- [EXERCISE TASK]:
In the records that follow, show each line where the word "доверия" is present.

- [TASK MATERIAL]:
--- start ---

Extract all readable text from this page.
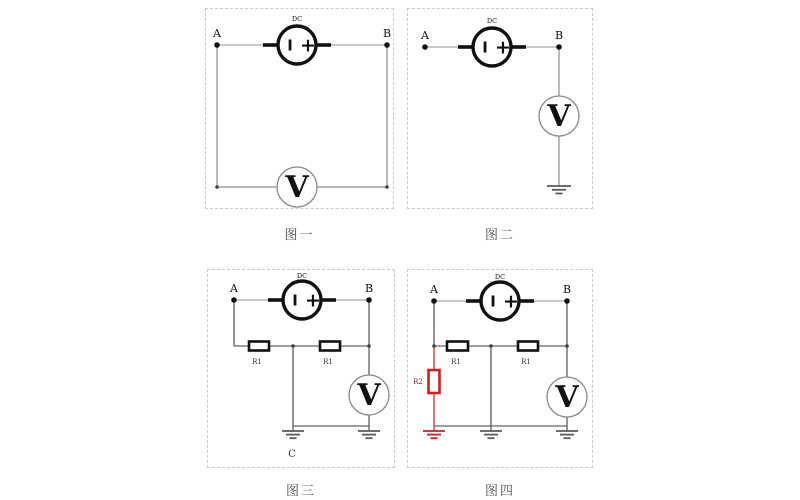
I +
DC
V
A	B
图一
I +
DC
V
A	B
图二
I +
DC
R1	R1
V
A	B
C
图三
I +
DC
R1	R1
R2	V
A	B
图四
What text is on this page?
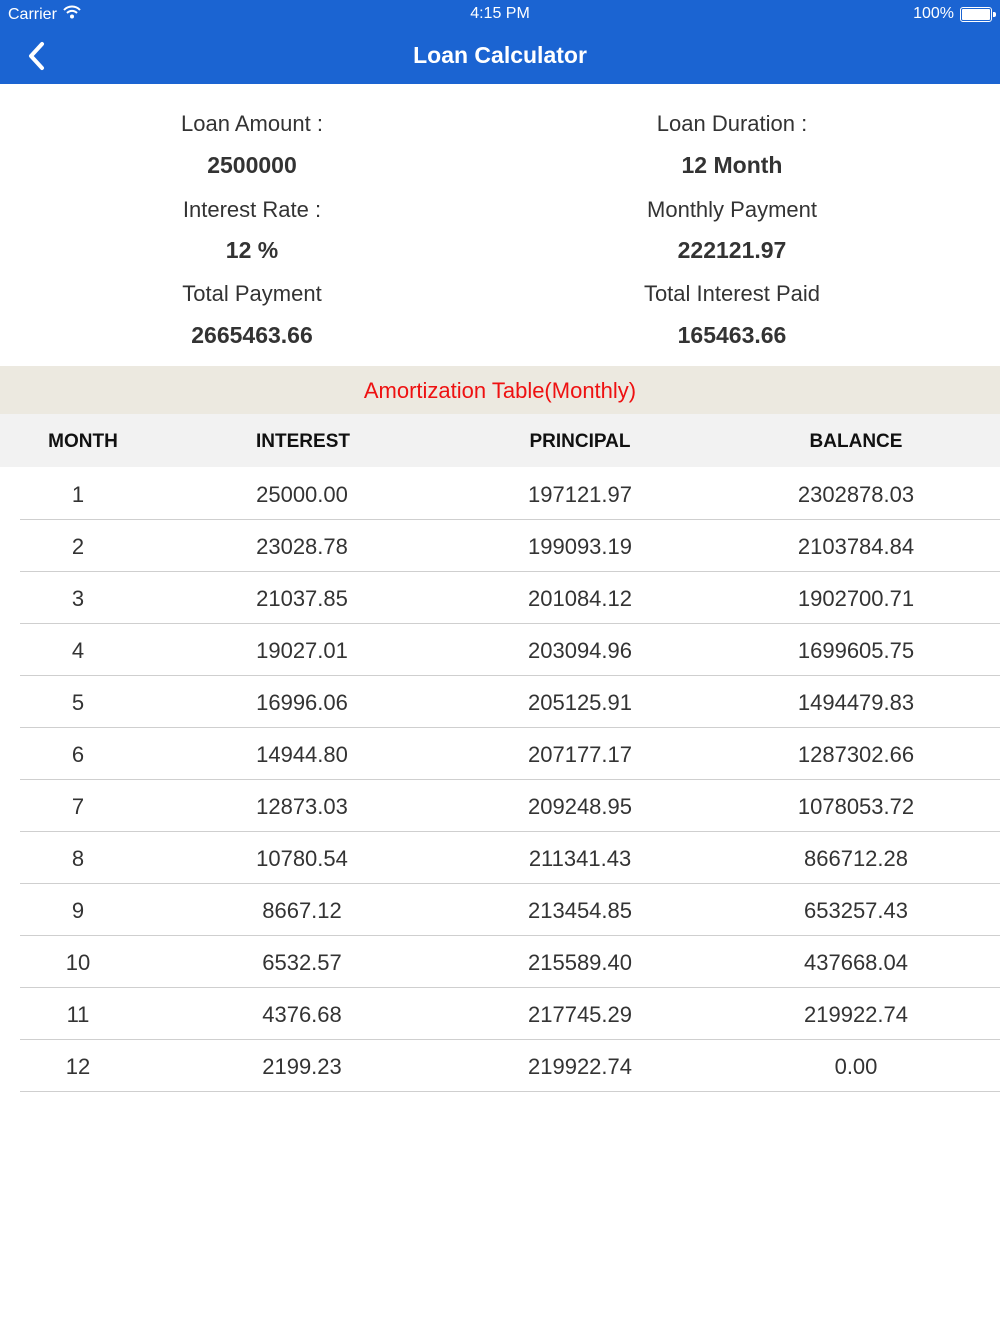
Carrier	4:15 PM	100%
Loan Calculator
Loan Amount :
2500000
Loan Duration :
12 Month
Interest Rate :
12 %
Monthly Payment
222121.97
Total Payment
2665463.66
Total Interest Paid
165463.66
Amortization Table(Monthly)
MONTH	INTEREST	PRINCIPAL	BALANCE
1	25000.00	197121.97	2302878.03
2	23028.78	199093.19	2103784.84
3	21037.85	201084.12	1902700.71
4	19027.01	203094.96	1699605.75
5	16996.06	205125.91	1494479.83
6	14944.80	207177.17	1287302.66
7	12873.03	209248.95	1078053.72
8	10780.54	211341.43	866712.28
9	8667.12	213454.85	653257.43
10	6532.57	215589.40	437668.04
11	4376.68	217745.29	219922.74
12	2199.23	219922.74	0.00
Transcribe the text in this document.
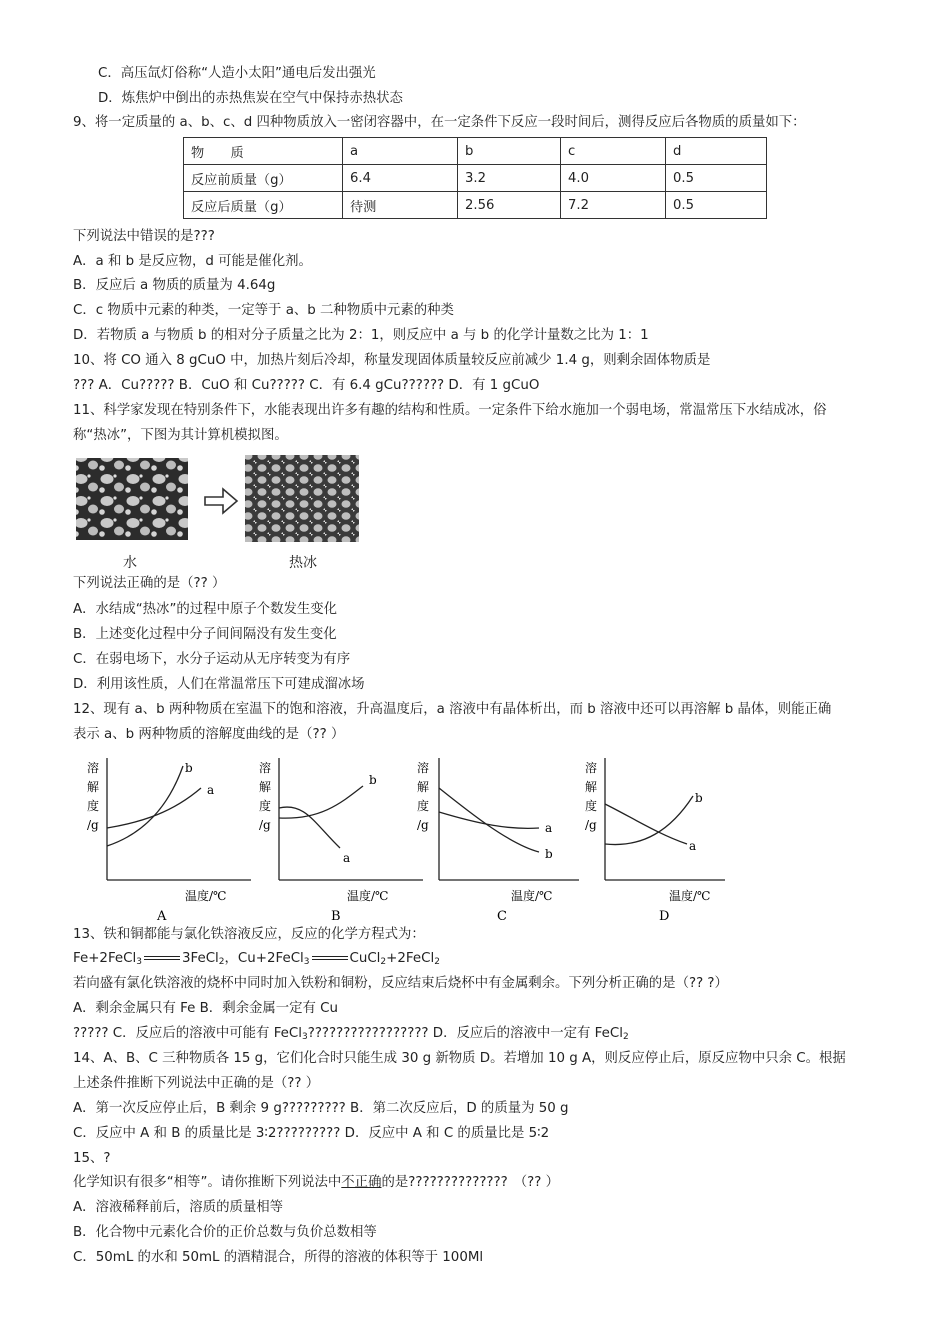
C．高压氙灯俗称“人造小太阳”通电后发出强光
D．炼焦炉中倒出的赤热焦炭在空气中保持赤热状态
9、将一定质量的 a、b、c、d 四种物质放入一密闭容器中，在一定条件下反应一段时间后，测得反应后各物质的质量如下：
物　　质	a	b	c	d
反应前质量（g）	6.4	3.2	4.0	0.5
反应后质量（g）	待测	2.56	7.2	0.5
下列说法中错误的是???
A．a 和 b 是反应物，d 可能是催化剂。
B．反应后 a 物质的质量为 4.64g
C．c 物质中元素的种类，一定等于 a、b 二种物质中元素的种类
D．若物质 a 与物质 b 的相对分子质量之比为 2：1，则反应中 a 与 b 的化学计量数之比为 1：1
10、将 CO 通入 8 gCuO 中，加热片刻后冷却，称量发现固体质量较反应前减少 1.4 g，则剩余固体物质是
??? A．Cu????? B．CuO 和 Cu????? C．有 6.4 gCu?????? D．有 1 gCuO
11、科学家发现在特别条件下，水能表现出许多有趣的结构和性质。一定条件下给水施加一个弱电场，常温常压下水结成冰，俗
称“热冰”，下图为其计算机模拟图。
水	热冰
下列说法正确的是（?? ）
A．水结成“热冰”的过程中原子个数发生变化
B．上述变化过程中分子间间隔没有发生变化
C．在弱电场下，水分子运动从无序转变为有序
D．利用该性质，人们在常温常压下可建成溜冰场
12、现有 a、b 两种物质在室温下的饱和溶液，升高温度后，a 溶液中有晶体析出，而 b 溶液中还可以再溶解 b 晶体，则能正确
表示 a、b 两种物质的溶解度曲线的是（?? ）
溶
解
度
/g
a
b
温度/℃
A
溶
解
度
/g
a
b
温度/℃
B
溶
解
度
/g	a
b
温度/℃
C
溶
解
度
/g
a
b
温度/℃
D
13、铁和铜都能与氯化铁溶液反应，反应的化学方程式为：
Fe+2FeCl$_3$	3FeCl$_2$，Cu+2FeCl$_3$	CuCl$_2$+2FeCl$_2$
若向盛有氯化铁溶液的烧杯中同时加入铁粉和铜粉，反应结束后烧杯中有金属剩余。下列分析正确的是（?? ?）
A．剩余金属只有 Fe B．剩余金属一定有 Cu
????? C．反应后的溶液中可能有 FeCl$_3$????????????????? D．反应后的溶液中一定有 FeCl$_2$
14、A、B、C 三种物质各 15 g，它们化合时只能生成 30 g 新物质 D。若增加 10 g A，则反应停止后，原反应物中只余 C。根据
上述条件推断下列说法中正确的是（?? ）
A．第一次反应停止后，B 剩余 9 g????????? B．第二次反应后，D 的质量为 50 g
C．反应中 A 和 B 的质量比是 3∶2????????? D．反应中 A 和 C 的质量比是 5∶2
15、?
化学知识有很多“相等”。请你推断下列说法中不正确的是?????????????? （?? ）
A．溶液稀释前后，溶质的质量相等
B．化合物中元素化合价的正价总数与负价总数相等
C．50mL 的水和 50mL 的酒精混合，所得的溶液的体积等于 100Ml
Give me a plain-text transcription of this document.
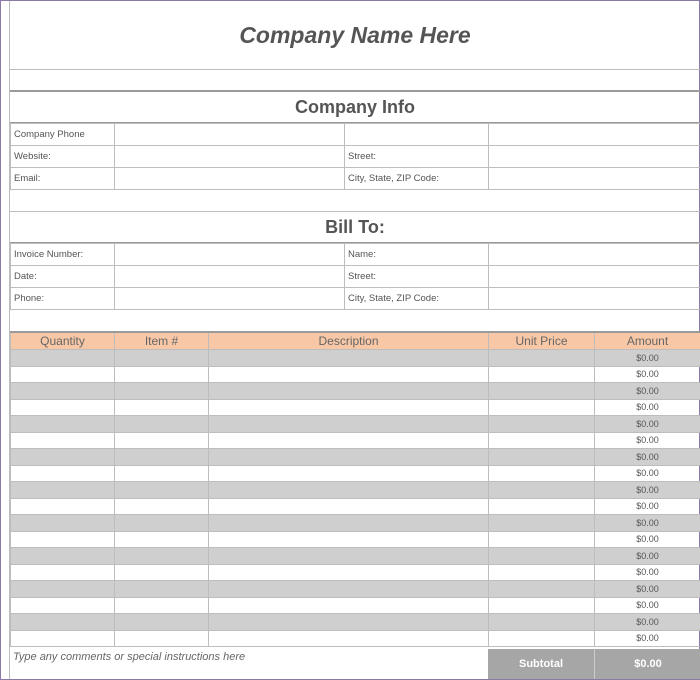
Company Name Here
Company Info
Company Phone			
Website:		Street:	
Email:		City, State, ZIP Code:	
Bill To:
Invoice Number:		Name:	
Date:		Street:	
Phone:		City, State, ZIP Code:	
Quantity	Item #	Description	Unit Price	Amount
				$0.00
				$0.00
				$0.00
				$0.00
				$0.00
				$0.00
				$0.00
				$0.00
				$0.00
				$0.00
				$0.00
				$0.00
				$0.00
				$0.00
				$0.00
				$0.00
				$0.00
				$0.00
Type any comments or special instructions here
Subtotal	$0.00
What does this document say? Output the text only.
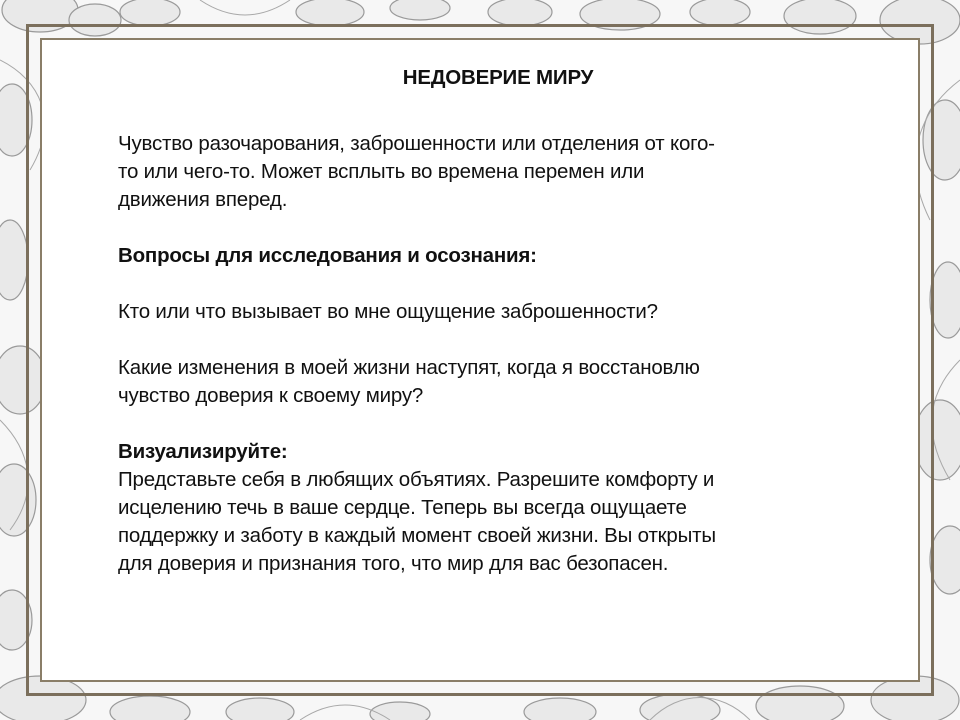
НЕДОВЕРИЕ МИРУ

Чувство разочарования, заброшенности или отделения от кого-
то или чего-то. Может всплыть во времена перемен или
движения вперед.

Вопросы для исследования и осознания:

Кто или что вызывает во мне ощущение заброшенности?

Какие изменения в моей жизни наступят, когда я восстановлю
чувство доверия к своему миру?

Визуализируйте:

Представьте себя в любящих объятиях. Разрешите комфорту и
исцелению течь в ваше сердце. Теперь вы всегда ощущаете
поддержку и заботу в каждый момент своей жизни. Вы открыты
для доверия и признания того, что мир для вас безопасен.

--- end ---

- [RESPONSE TO THIS EXERCISE]:
чувство доверия к своему миру?
для доверия и признания того, что мир для вас безопасен.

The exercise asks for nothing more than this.